WHAT IS REQUIRED
Each line should be copied exactly.

Lines of data:
------------------------------

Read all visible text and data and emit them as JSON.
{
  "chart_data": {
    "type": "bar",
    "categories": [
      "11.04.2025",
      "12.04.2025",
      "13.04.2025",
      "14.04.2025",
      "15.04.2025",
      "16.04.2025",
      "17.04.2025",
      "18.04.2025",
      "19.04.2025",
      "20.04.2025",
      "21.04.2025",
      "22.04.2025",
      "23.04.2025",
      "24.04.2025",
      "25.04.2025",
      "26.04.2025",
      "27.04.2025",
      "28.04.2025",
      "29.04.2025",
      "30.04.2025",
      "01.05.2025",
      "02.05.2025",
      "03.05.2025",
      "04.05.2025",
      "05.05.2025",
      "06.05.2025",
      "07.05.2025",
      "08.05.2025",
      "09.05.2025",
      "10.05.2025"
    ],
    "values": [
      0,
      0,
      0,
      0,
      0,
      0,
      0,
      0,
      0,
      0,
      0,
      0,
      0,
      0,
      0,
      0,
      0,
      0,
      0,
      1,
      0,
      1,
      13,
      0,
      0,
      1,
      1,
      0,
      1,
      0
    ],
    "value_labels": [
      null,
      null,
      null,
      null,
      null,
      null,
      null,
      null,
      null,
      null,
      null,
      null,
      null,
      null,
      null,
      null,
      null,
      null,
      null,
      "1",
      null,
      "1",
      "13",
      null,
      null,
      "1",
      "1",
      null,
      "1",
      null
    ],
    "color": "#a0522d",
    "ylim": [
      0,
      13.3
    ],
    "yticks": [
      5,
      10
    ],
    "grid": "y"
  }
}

------------------------------

TASK RESULT
Read all visible text and data and emit them as JSON.
{
  "chart_data": {
    "type": "bar",
    "categories": [
      "11.04.2025",
      "12.04.2025",
      "13.04.2025",
      "14.04.2025",
      "15.04.2025",
      "16.04.2025",
      "17.04.2025",
      "18.04.2025",
      "19.04.2025",
      "20.04.2025",
      "21.04.2025",
      "22.04.2025",
      "23.04.2025",
      "24.04.2025",
      "25.04.2025",
      "26.04.2025",
      "27.04.2025",
      "28.04.2025",
      "29.04.2025",
      "30.04.2025",
      "01.05.2025",
      "02.05.2025",
      "03.05.2025",
      "04.05.2025",
      "05.05.2025",
      "06.05.2025",
      "07.05.2025",
      "08.05.2025",
      "09.05.2025",
      "10.05.2025"
    ],
    "values": [
      0,
      0,
      0,
      0,
      0,
      0,
      0,
      0,
      0,
      0,
      0,
      0,
      0,
      0,
      0,
      0,
      0,
      0,
      0,
      1,
      0,
      1,
      13,
      0,
      0,
      1,
      1,
      0,
      1,
      0
    ],
    "value_labels": [
      null,
      null,
      null,
      null,
      null,
      null,
      null,
      null,
      null,
      null,
      null,
      null,
      null,
      null,
      null,
      null,
      null,
      null,
      null,
      "1",
      null,
      "1",
      "13",
      null,
      null,
      "1",
      "1",
      null,
      "1",
      null
    ],
    "color": "#a0522d",
    "ylim": [
      0,
      13.3
    ],
    "yticks": [
      5,
      10
    ],
    "grid": "y"
  }
}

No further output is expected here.